- [Work instruction]: All of the records below need to be copied exactly.

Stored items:

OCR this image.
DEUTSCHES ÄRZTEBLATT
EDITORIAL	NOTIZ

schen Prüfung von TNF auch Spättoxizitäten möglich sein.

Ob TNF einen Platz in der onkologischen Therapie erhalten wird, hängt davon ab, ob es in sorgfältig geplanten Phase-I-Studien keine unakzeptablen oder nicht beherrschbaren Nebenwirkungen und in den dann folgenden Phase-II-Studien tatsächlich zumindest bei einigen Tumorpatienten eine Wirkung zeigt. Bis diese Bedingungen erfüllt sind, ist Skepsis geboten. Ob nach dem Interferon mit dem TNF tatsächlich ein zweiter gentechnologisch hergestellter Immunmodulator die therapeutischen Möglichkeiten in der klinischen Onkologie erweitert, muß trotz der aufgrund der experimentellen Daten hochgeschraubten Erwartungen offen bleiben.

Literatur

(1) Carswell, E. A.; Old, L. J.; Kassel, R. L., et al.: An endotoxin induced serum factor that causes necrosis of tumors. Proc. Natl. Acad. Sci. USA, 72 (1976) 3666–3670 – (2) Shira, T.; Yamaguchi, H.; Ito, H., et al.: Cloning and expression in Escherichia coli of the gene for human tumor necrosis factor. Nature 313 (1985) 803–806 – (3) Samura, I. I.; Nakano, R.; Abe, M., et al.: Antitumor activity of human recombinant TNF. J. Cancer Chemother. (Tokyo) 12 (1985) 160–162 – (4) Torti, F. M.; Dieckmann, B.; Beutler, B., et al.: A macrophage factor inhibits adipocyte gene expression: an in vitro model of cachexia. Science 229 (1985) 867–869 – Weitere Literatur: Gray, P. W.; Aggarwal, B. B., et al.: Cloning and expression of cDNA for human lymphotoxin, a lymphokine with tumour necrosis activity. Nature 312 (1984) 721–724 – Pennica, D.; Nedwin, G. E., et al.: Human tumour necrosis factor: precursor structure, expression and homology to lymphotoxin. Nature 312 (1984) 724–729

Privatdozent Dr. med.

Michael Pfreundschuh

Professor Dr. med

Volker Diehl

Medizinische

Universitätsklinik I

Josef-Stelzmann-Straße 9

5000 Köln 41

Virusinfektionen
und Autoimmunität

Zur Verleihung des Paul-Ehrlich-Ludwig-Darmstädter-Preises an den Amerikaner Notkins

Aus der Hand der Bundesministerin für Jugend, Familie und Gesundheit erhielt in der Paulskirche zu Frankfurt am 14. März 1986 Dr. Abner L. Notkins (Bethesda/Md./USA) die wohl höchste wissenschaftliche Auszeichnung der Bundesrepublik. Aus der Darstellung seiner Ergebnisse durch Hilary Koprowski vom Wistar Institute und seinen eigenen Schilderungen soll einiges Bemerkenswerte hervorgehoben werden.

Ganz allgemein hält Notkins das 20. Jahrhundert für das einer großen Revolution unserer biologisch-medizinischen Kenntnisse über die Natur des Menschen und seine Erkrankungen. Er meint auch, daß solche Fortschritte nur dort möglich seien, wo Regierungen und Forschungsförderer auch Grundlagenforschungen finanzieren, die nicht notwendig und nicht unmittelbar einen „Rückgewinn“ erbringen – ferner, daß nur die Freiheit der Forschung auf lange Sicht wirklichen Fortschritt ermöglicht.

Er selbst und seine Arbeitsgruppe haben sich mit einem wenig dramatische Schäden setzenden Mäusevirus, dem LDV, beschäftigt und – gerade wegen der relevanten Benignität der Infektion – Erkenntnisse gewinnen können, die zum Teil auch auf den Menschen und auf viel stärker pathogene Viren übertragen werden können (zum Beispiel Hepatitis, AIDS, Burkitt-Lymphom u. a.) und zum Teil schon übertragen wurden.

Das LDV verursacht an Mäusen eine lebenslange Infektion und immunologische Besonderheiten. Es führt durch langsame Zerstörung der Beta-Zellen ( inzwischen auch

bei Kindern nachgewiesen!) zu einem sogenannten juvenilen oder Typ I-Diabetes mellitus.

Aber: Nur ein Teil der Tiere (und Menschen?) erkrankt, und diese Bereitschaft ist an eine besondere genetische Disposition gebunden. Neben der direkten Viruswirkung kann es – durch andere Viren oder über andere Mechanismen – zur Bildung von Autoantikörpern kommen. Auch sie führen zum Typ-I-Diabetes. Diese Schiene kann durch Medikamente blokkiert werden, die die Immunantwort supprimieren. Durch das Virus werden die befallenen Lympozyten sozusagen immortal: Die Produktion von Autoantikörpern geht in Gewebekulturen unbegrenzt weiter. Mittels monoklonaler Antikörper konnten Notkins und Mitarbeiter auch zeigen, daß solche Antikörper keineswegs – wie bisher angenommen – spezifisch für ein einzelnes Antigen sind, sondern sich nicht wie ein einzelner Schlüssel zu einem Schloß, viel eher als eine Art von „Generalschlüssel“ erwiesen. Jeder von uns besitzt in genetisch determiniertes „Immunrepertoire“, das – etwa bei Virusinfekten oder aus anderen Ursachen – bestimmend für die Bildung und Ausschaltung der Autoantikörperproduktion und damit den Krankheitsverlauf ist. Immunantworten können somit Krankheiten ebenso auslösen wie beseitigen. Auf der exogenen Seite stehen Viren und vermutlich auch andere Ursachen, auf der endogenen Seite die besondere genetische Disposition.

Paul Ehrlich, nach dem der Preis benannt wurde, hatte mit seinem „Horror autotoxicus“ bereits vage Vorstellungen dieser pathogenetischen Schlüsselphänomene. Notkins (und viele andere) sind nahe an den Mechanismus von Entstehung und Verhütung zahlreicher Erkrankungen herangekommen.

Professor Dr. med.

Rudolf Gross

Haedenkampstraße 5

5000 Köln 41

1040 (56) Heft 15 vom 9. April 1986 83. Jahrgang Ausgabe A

- [Exercise output]:
OCR this image.
DEUTSCHES ÄRZTEBLATT
EDITORIAL	NOTIZ

schen Prüfung von TNF auch Spättoxizitäten möglich sein.

Ob TNF einen Platz in der onkologischen Therapie erhalten wird, hängt davon ab, ob es in sorgfältig geplanten Phase-I-Studien keine unakzeptablen oder nicht beherrschbaren Nebenwirkungen und in den dann folgenden Phase-II-Studien tatsächlich zumindest bei einigen Tumorpatienten eine Wirkung zeigt. Bis diese Bedingungen erfüllt sind, ist Skepsis geboten. Ob nach dem Interferon mit dem TNF tatsächlich ein zweiter gentechnologisch hergestellter Immunmodulator die therapeutischen Möglichkeiten in der klinischen Onkologie erweitert, muß trotz der aufgrund der experimentellen Daten hochgeschraubten Erwartungen offen bleiben.

Literatur

(1) Carswell, E. A.; Old, L. J.; Kassel, R. L., et al.: An endotoxin induced serum factor that causes necrosis of tumors. Proc. Natl. Acad. Sci. USA, 72 (1976) 3666–3670 – (2) Shira, T.; Yamaguchi, H.; Ito, H., et al.: Cloning and expression in Escherichia coli of the gene for human tumor necrosis factor. Nature 313 (1985) 803–806 – (3) Samura, I. I.; Nakano, R.; Abe, M., et al.: Antitumor activity of human recombinant TNF. J. Cancer Chemother. (Tokyo) 12 (1985) 160–162 – (4) Torti, F. M.; Dieckmann, B.; Beutler, B., et al.: A macrophage factor inhibits adipocyte gene expression: an in vitro model of cachexia. Science 229 (1985) 867–869 – Weitere Literatur: Gray, P. W.; Aggarwal, B. B., et al.: Cloning and expression of cDNA for human lymphotoxin, a lymphokine with tumour necrosis activity. Nature 312 (1984) 721–724 – Pennica, D.; Nedwin, G. E., et al.: Human tumour necrosis factor: precursor structure, expression and homology to lymphotoxin. Nature 312 (1984) 724–729

Privatdozent Dr. med.

Michael Pfreundschuh

Professor Dr. med

Volker Diehl

Medizinische

Universitätsklinik I

Josef-Stelzmann-Straße 9

5000 Köln 41

Virusinfektionen
und Autoimmunität

Zur Verleihung des Paul-Ehrlich-Ludwig-Darmstädter-Preises an den Amerikaner Notkins

Aus der Hand der Bundesministerin für Jugend, Familie und Gesundheit erhielt in der Paulskirche zu Frankfurt am 14. März 1986 Dr. Abner L. Notkins (Bethesda/Md./USA) die wohl höchste wissenschaftliche Auszeichnung der Bundesrepublik. Aus der Darstellung seiner Ergebnisse durch Hilary Koprowski vom Wistar Institute und seinen eigenen Schilderungen soll einiges Bemerkenswerte hervorgehoben werden.

Ganz allgemein hält Notkins das 20. Jahrhundert für das einer großen Revolution unserer biologisch-medizinischen Kenntnisse über die Natur des Menschen und seine Erkrankungen. Er meint auch, daß solche Fortschritte nur dort möglich seien, wo Regierungen und Forschungsförderer auch Grundlagenforschungen finanzieren, die nicht notwendig und nicht unmittelbar einen „Rückgewinn“ erbringen – ferner, daß nur die Freiheit der Forschung auf lange Sicht wirklichen Fortschritt ermöglicht.

Er selbst und seine Arbeitsgruppe haben sich mit einem wenig dramatische Schäden setzenden Mäusevirus, dem LDV, beschäftigt und – gerade wegen der relevanten Benignität der Infektion – Erkenntnisse gewinnen können, die zum Teil auch auf den Menschen und auf viel stärker pathogene Viren übertragen werden können (zum Beispiel Hepatitis, AIDS, Burkitt-Lymphom u. a.) und zum Teil schon übertragen wurden.

Das LDV verursacht an Mäusen eine lebenslange Infektion und immunologische Besonderheiten. Es führt durch langsame Zerstörung der Beta-Zellen ( inzwischen auch

bei Kindern nachgewiesen!) zu einem sogenannten juvenilen oder Typ I-Diabetes mellitus.

Aber: Nur ein Teil der Tiere (und Menschen?) erkrankt, und diese Bereitschaft ist an eine besondere genetische Disposition gebunden. Neben der direkten Viruswirkung kann es – durch andere Viren oder über andere Mechanismen – zur Bildung von Autoantikörpern kommen. Auch sie führen zum Typ-I-Diabetes. Diese Schiene kann durch Medikamente blokkiert werden, die die Immunantwort supprimieren. Durch das Virus werden die befallenen Lympozyten sozusagen immortal: Die Produktion von Autoantikörpern geht in Gewebekulturen unbegrenzt weiter. Mittels monoklonaler Antikörper konnten Notkins und Mitarbeiter auch zeigen, daß solche Antikörper keineswegs – wie bisher angenommen – spezifisch für ein einzelnes Antigen sind, sondern sich nicht wie ein einzelner Schlüssel zu einem Schloß, viel eher als eine Art von „Generalschlüssel“ erwiesen. Jeder von uns besitzt in genetisch determiniertes „Immunrepertoire“, das – etwa bei Virusinfekten oder aus anderen Ursachen – bestimmend für die Bildung und Ausschaltung der Autoantikörperproduktion und damit den Krankheitsverlauf ist. Immunantworten können somit Krankheiten ebenso auslösen wie beseitigen. Auf der exogenen Seite stehen Viren und vermutlich auch andere Ursachen, auf der endogenen Seite die besondere genetische Disposition.

Paul Ehrlich, nach dem der Preis benannt wurde, hatte mit seinem „Horror autotoxicus“ bereits vage Vorstellungen dieser pathogenetischen Schlüsselphänomene. Notkins (und viele andere) sind nahe an den Mechanismus von Entstehung und Verhütung zahlreicher Erkrankungen herangekommen.

Professor Dr. med.

Rudolf Gross

Haedenkampstraße 5

5000 Köln 41

1040 (56) Heft 15 vom 9. April 1986 83. Jahrgang Ausgabe A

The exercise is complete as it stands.